** begin MATERIAL SHOWN **

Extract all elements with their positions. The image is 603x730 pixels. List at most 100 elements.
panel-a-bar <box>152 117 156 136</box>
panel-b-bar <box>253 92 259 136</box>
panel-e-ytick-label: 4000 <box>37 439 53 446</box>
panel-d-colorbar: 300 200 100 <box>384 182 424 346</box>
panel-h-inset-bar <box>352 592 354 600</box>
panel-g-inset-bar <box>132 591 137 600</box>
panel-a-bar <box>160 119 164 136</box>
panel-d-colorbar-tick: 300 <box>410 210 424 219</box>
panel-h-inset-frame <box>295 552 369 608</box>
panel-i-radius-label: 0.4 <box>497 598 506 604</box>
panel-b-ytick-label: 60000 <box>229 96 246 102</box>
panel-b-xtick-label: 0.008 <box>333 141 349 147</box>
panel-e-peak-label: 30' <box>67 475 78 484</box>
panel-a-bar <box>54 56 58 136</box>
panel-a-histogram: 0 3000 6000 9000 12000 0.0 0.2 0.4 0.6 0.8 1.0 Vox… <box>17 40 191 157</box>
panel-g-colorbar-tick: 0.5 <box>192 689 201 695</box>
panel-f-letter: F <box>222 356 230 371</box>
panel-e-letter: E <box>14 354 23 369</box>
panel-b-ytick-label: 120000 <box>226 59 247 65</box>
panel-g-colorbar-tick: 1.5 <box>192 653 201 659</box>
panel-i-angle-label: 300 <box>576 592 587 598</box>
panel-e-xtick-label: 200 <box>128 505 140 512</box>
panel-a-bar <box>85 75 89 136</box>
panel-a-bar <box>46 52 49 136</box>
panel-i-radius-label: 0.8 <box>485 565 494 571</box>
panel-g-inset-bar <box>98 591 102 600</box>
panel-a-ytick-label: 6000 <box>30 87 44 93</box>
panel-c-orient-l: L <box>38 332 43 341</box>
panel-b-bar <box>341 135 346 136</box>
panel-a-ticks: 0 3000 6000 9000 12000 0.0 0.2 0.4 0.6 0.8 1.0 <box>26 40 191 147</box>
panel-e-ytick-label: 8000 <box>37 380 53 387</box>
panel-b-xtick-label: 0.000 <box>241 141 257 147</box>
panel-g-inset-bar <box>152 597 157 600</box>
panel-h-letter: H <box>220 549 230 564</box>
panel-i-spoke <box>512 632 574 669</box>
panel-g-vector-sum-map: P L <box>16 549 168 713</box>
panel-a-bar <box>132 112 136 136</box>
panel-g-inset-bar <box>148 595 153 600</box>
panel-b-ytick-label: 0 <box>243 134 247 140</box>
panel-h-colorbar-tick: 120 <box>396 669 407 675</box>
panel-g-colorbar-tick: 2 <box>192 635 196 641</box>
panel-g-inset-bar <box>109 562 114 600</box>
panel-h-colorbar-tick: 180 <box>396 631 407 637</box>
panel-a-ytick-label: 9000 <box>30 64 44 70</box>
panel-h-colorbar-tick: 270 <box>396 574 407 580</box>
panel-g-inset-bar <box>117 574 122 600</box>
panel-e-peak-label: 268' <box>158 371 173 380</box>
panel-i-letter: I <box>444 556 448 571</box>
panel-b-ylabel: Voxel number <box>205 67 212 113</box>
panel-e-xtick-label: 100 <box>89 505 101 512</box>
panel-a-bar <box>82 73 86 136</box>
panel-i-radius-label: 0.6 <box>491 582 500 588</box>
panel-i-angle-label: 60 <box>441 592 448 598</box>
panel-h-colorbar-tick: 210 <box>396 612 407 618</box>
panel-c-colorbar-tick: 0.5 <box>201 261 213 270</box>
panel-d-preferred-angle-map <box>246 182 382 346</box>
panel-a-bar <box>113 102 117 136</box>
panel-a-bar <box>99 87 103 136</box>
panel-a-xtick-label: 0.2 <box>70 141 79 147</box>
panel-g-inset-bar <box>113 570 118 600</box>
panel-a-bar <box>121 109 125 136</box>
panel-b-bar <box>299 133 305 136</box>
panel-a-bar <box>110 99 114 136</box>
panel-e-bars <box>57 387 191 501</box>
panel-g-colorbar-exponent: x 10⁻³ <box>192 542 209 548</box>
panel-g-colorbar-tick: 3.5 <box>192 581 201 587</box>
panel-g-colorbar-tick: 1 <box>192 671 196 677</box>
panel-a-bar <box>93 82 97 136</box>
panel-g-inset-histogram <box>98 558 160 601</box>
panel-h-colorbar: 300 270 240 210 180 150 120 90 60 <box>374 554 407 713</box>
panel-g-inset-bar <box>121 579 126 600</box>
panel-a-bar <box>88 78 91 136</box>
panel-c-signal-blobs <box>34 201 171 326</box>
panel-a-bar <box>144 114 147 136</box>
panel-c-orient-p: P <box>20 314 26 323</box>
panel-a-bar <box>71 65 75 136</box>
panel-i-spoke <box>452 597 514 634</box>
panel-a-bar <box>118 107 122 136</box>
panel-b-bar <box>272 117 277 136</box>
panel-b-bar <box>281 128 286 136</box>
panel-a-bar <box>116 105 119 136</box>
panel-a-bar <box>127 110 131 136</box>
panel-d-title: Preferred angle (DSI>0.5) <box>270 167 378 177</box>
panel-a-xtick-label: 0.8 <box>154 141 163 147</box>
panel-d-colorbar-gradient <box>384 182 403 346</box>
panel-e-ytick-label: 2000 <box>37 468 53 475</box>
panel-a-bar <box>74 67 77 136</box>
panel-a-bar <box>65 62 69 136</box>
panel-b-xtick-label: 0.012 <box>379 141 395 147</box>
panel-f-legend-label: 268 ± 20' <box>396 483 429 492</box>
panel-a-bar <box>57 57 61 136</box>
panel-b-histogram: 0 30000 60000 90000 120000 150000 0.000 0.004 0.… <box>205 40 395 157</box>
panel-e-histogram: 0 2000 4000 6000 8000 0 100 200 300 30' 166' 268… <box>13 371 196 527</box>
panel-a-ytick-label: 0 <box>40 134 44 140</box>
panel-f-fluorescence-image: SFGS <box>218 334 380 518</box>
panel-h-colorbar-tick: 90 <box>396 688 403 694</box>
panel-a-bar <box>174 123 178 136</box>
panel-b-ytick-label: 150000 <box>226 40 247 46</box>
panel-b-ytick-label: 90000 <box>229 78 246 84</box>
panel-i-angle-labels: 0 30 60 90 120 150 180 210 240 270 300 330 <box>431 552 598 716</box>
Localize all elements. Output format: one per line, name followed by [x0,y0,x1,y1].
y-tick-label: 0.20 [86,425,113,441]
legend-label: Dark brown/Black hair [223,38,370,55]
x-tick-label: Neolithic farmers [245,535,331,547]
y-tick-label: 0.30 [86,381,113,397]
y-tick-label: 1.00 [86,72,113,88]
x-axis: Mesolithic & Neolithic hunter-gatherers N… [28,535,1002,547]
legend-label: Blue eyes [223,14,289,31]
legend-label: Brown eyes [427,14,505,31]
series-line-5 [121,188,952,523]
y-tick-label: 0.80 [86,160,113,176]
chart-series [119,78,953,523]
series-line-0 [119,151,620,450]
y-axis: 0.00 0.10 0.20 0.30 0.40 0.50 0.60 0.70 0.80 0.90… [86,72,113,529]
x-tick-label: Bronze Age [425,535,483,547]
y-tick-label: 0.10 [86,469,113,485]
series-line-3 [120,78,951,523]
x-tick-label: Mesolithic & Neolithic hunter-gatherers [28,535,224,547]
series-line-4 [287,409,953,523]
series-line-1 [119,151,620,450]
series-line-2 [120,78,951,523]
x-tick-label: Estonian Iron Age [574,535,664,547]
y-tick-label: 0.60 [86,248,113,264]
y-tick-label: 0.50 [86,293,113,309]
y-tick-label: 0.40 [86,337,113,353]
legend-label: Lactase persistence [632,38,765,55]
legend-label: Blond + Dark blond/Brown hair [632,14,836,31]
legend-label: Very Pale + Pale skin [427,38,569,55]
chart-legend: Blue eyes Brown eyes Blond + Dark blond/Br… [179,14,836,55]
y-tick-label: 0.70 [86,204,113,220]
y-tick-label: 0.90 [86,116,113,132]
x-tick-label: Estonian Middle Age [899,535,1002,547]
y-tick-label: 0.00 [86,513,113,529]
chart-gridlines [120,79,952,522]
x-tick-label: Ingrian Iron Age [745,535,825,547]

** end MATERIAL SHOWN **

▸ **WORK TO COMPLETE**: Copy the material above character for character, from its first line down to and including the line that contains "panel-e-letter: E <box>14 354 23 369</box>".

▸ **THE REPLY**:
Extract all elements with their positions. The image is 603x730 pixels. List at most 100 elements.
panel-a-bar <box>152 117 156 136</box>
panel-b-bar <box>253 92 259 136</box>
panel-e-ytick-label: 4000 <box>37 439 53 446</box>
panel-d-colorbar: 300 200 100 <box>384 182 424 346</box>
panel-h-inset-bar <box>352 592 354 600</box>
panel-g-inset-bar <box>132 591 137 600</box>
panel-a-bar <box>160 119 164 136</box>
panel-d-colorbar-tick: 300 <box>410 210 424 219</box>
panel-h-inset-frame <box>295 552 369 608</box>
panel-i-radius-label: 0.4 <box>497 598 506 604</box>
panel-b-ytick-label: 60000 <box>229 96 246 102</box>
panel-b-xtick-label: 0.008 <box>333 141 349 147</box>
panel-e-peak-label: 30' <box>67 475 78 484</box>
panel-a-bar <box>54 56 58 136</box>
panel-a-histogram: 0 3000 6000 9000 12000 0.0 0.2 0.4 0.6 0.8 1.0 Vox… <box>17 40 191 157</box>
panel-g-colorbar-tick: 0.5 <box>192 689 201 695</box>
panel-f-letter: F <box>222 356 230 371</box>
panel-e-letter: E <box>14 354 23 369</box>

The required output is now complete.